-- Begin --
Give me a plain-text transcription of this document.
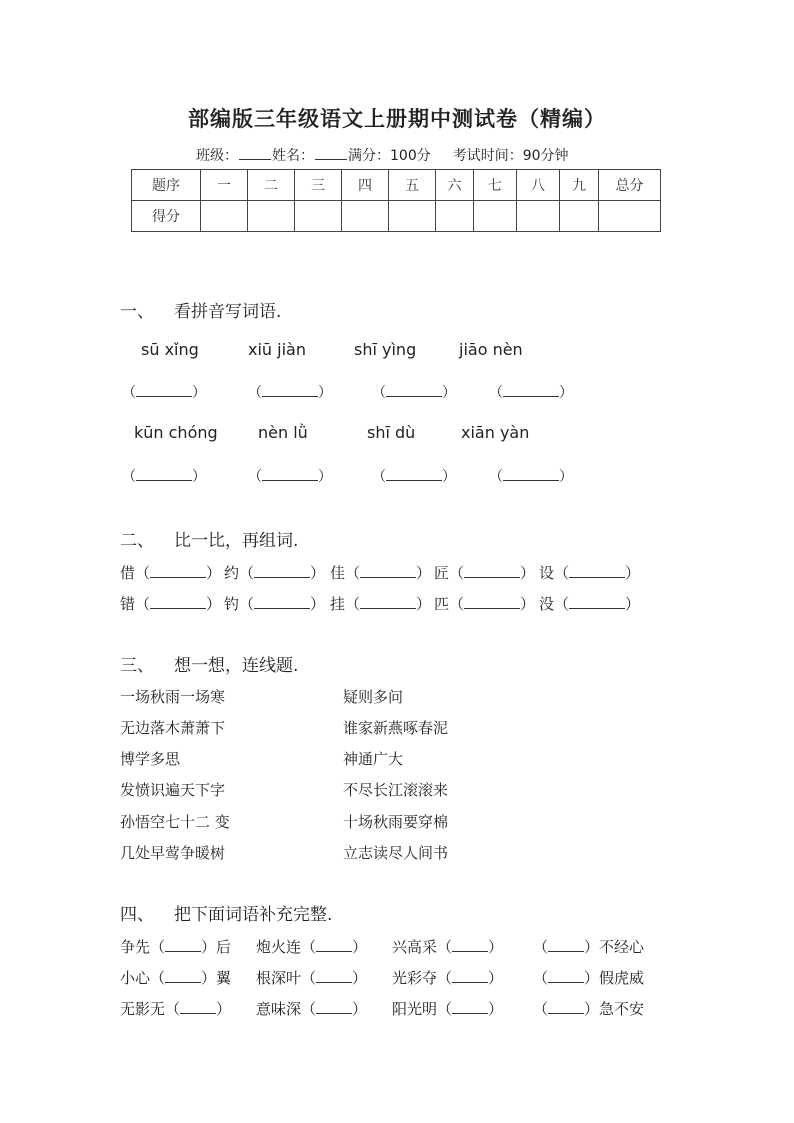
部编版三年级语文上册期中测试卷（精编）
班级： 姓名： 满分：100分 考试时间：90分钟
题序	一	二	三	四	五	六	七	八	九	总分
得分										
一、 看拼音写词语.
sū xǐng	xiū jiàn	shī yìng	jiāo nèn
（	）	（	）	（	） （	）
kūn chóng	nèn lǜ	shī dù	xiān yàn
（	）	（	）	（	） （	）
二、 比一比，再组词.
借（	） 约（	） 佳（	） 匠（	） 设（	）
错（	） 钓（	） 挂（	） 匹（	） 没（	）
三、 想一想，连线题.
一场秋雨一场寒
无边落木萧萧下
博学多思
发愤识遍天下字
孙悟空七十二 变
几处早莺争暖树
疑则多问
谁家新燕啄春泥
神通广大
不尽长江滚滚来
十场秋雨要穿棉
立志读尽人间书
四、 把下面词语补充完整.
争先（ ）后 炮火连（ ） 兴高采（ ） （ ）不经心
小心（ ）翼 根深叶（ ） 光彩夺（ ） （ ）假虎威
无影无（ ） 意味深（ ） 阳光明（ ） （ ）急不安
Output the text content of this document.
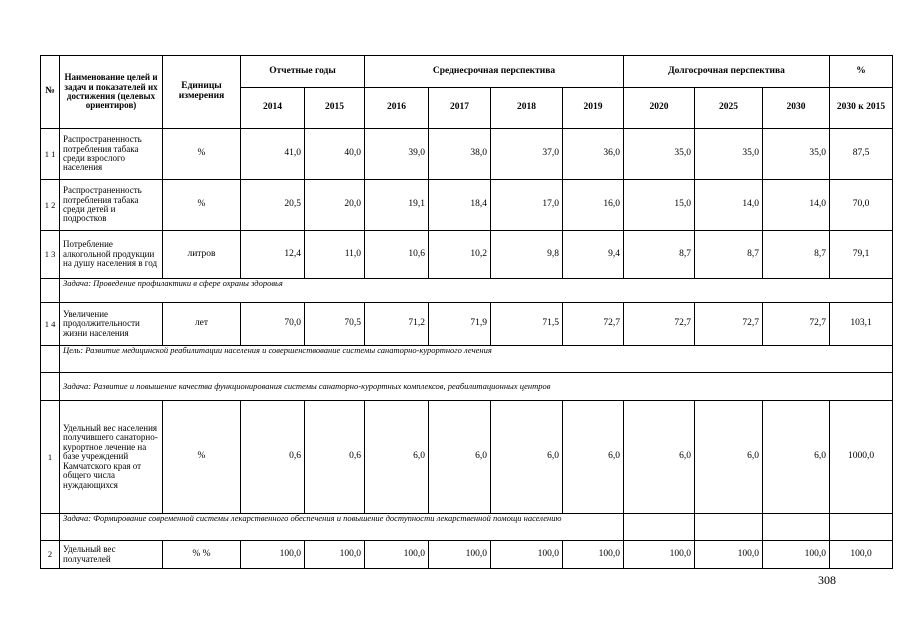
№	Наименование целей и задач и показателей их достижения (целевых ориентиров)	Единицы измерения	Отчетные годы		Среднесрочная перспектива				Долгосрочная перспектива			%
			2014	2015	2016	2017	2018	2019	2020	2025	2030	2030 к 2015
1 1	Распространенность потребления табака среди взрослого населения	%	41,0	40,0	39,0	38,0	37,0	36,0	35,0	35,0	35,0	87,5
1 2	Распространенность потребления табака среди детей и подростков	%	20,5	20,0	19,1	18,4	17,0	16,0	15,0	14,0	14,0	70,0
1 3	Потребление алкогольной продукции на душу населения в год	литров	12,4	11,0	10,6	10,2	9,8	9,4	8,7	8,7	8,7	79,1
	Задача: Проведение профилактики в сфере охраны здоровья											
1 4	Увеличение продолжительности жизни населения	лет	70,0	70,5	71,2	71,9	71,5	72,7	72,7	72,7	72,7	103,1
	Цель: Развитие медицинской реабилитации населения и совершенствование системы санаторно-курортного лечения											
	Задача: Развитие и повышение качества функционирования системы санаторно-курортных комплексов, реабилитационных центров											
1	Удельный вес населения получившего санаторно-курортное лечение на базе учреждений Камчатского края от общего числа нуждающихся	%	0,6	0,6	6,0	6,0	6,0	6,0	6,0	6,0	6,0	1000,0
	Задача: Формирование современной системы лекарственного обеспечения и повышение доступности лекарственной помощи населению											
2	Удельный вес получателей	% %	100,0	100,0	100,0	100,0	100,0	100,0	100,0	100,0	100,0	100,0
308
-- End --
> _WHAT IS ASKED_: Tally the lines in this data that hold the word "повышение" and state only the count.

> _SOLUTION TO THIS TASK_: 2